Tugas yang Dikerjakan:
Lanjutkan artikel tentang kunjungan Ketua Umum PGI ke pengungsi gempa Lombok, dimulai tepat setelah kalimat terakhir yang ada.

=== Teks yang Ditampilkan ===

Blogger Jateng

Ketua Umum PGI Kunjungi Pengungsi Korban Gempa di Lombok

 


Ketum PGI saat menyerahkan bantuan dari PGI, Yakum Emergency Unit, Pelkesi, dan JAKOMKRIS TBI kepada pengungsi di Masjid Al’Fatah Karang Bajo, Lombok Utara, Kamis (2/8)

Lombok, Suarakristen.com

Kejadian gempa bumi tektonik dangkal (10 km) dengan kekuatan 6,4 SR dan berpusat di Lombok terjadi pada pukul 05:47 waktu setempat pada 29 Juli 2018. Tercatat telah terjadi 346 gempa susulan hingga 31 Juli 2018 (pukul 10:00 WIB).

Sebanyak 4 kabupaten terdampak langsung gempa; Kabupaten Lombok Timur, Kabupaten Lombok Utara, Kabupaten Lombok Barat, dan Kabupaten Lombok Tengah, bahkan hingga ke Kabupaten Sumbawa Barat (di luar Pulau Lombok). Menyebabkan kerusakan 5.448 rumah dan juga beberapa fasilitas vital masyarakat; perkantoran, sekolah, rumah ibadah, jembatan, dan toko.

Korban jiwa sejumlah 17 orang yang meninggal, 401 korban luka, dan sebanyak 10.062 jiwa masih mengungsi. Gempa juga berdampak di daerah wisata Gunung Rinjani di mana sebanyak 820 pendaki sempat terjebak pasca gempa. Pemerintah Kabupaten Lombok Utara menetapkan masa tanggap darurat hingga Minggu, 5 Agustus 2018. Pos Utama telah didirikan di Kabupaten Lombok Timur dan Kabupaten Lombok Utara.

Beberapa hari setelah peristiwa gempa, Ketua Umum PGI Pdt. Dr. Henriette Hutabarat-Lebang bersama Sekretaris Eksekutif  Bidang Keadilan dan Perdamaian PGI Pdt. Henrek Lokra mengunjungi salah satu tempat pengungsian di Masjid Al’Fatah Karang Bajo, Lombok Utara. Pada kesempatan itu, Ketua Umum PGI menyampaikan rasa prihatin atas peristiwa yang terjadi, dan berharap seluruh pengungsi segera dapat kembali ke rumah masing-masing.

“Kami juga berharap semoga bapak ibu tetap kuat dalam iman walaupun berada di tempat pengungsian yang tentunya serba terbatas fasilitasnya, air kurang, kamar mandi juga. Sebagai suadara sebangsa dan setanah air, kami juga merasakan apa yang bapak ibu alami,” tandasnya.

Sebagaimana diketahui, YAKKUM Emergency Unit (YEU) bekerja sama dengan Persekutuan Pelayanan Kristen untuk Kesehatan Indonesia (PELKESI), Persekutuan Gereja-Gereja di Indonesia (PGI), Jaringan Komunikasi Kristen Tangguh Bencana Indonesia (JAKOMKRIS-TBI) melakukan pelayanan kesehatan mobile di Kecamatan Bayan yang dibantu oleh GBI Rock Tagana Rajawali.

=== Isi Dataset ===

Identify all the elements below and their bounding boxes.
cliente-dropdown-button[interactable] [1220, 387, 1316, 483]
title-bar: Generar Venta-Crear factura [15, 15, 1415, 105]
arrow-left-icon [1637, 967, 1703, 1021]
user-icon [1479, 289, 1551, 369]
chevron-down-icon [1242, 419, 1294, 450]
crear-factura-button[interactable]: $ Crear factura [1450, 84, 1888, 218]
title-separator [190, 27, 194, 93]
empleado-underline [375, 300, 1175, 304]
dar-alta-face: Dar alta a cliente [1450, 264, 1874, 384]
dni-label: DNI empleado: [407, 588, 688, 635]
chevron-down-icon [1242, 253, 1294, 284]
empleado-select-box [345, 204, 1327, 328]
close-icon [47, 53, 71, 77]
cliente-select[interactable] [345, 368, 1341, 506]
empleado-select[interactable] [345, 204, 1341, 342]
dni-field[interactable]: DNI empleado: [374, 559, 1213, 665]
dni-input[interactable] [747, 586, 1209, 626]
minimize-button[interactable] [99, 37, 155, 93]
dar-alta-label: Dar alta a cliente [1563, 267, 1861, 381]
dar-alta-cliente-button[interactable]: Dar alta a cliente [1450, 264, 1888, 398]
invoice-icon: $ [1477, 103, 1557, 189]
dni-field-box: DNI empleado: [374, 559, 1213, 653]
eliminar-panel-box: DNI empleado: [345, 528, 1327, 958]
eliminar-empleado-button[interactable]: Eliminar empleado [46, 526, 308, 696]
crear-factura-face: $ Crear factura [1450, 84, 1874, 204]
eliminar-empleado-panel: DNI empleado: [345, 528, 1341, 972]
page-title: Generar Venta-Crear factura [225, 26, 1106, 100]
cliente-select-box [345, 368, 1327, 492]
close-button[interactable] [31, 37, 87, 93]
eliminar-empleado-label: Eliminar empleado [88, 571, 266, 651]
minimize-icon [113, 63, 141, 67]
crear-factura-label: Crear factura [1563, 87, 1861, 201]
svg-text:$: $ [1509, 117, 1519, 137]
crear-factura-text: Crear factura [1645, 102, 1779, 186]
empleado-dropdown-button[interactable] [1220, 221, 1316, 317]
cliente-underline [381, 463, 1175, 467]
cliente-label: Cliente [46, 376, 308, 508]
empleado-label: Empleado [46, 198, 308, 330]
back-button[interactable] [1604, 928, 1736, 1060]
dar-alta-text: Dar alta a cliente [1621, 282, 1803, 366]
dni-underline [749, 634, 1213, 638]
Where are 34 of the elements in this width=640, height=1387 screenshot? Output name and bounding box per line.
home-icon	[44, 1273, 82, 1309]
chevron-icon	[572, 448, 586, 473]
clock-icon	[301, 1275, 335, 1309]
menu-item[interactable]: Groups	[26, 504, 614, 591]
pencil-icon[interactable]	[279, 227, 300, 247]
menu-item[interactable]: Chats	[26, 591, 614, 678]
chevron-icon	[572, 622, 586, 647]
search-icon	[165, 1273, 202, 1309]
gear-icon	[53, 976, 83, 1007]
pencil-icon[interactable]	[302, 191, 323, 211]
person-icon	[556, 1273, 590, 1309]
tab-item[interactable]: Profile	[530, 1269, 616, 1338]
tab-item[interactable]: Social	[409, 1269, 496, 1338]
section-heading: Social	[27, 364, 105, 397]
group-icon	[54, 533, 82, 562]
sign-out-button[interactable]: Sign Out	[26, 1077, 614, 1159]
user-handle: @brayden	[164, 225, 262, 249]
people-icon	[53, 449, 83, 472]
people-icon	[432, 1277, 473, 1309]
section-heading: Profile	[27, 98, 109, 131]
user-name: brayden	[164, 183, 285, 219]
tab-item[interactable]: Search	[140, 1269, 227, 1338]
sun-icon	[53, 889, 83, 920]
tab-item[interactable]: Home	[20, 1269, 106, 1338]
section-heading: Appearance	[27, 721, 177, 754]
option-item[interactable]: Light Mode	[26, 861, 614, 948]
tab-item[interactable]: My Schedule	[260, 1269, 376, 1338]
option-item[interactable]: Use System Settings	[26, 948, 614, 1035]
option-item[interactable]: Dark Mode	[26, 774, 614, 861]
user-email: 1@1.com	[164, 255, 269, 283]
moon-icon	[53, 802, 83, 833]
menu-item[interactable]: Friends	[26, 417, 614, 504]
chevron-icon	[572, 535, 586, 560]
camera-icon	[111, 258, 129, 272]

===

Jawaban Tugas:
Diinformasikan, memasuki hari ke-3 pasca gempa, masyarakat masih mengungsi di beberapa titik pengungsian dan sebagian melakukan secara mandiri. Hal ini dikarenakan sebagian besar masyarakat masih takut untuk tidur di dalam rumah, atau karena kondisi rumah yang memang tidak layak karena rusak.

Pemenuhan kebutuhan di sebagian titik pengungsian masih belum merata dikarenakan akses menuju lokasi dan koordinasi distribusi yang belum tercatat dengan baik. Bantuan sendiri banyak berdatangan dari berbagai pihak, ada yang datang di Pos Utama untuk mendaftar dan sebagian donasi pribadi langsung diberikan ke warga.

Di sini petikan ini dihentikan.